_Problem statement_
Tally all lines containing the word "icon". Give the number alone.
##### Information shown #####
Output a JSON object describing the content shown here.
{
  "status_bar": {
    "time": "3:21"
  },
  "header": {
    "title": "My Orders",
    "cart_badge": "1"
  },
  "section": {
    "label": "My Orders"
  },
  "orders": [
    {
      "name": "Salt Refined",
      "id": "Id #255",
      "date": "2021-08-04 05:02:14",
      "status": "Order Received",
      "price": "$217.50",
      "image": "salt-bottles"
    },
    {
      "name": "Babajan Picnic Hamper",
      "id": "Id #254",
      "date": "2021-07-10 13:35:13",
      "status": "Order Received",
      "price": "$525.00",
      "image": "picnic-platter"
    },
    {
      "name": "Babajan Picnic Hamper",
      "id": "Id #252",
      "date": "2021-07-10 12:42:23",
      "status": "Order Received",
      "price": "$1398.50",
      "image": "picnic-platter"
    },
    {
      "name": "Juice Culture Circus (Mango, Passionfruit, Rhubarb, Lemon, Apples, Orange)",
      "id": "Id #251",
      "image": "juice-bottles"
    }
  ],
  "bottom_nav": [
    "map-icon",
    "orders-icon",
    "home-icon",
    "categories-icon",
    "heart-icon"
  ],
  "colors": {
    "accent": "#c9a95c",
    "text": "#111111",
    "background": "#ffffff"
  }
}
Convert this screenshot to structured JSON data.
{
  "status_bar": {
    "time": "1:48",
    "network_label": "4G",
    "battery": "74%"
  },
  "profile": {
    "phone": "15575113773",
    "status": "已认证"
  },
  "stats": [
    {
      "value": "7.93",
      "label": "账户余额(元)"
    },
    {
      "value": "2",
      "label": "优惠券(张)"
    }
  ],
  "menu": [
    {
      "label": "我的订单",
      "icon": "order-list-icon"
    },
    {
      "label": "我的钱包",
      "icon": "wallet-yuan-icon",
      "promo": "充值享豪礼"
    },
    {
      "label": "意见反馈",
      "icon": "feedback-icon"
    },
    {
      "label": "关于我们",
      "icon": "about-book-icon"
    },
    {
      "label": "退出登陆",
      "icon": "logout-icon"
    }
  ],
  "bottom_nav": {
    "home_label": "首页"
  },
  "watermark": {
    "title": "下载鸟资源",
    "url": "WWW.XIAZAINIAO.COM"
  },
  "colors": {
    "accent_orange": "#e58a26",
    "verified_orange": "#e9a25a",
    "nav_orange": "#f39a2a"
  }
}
#####
_Solution to the exercise_
10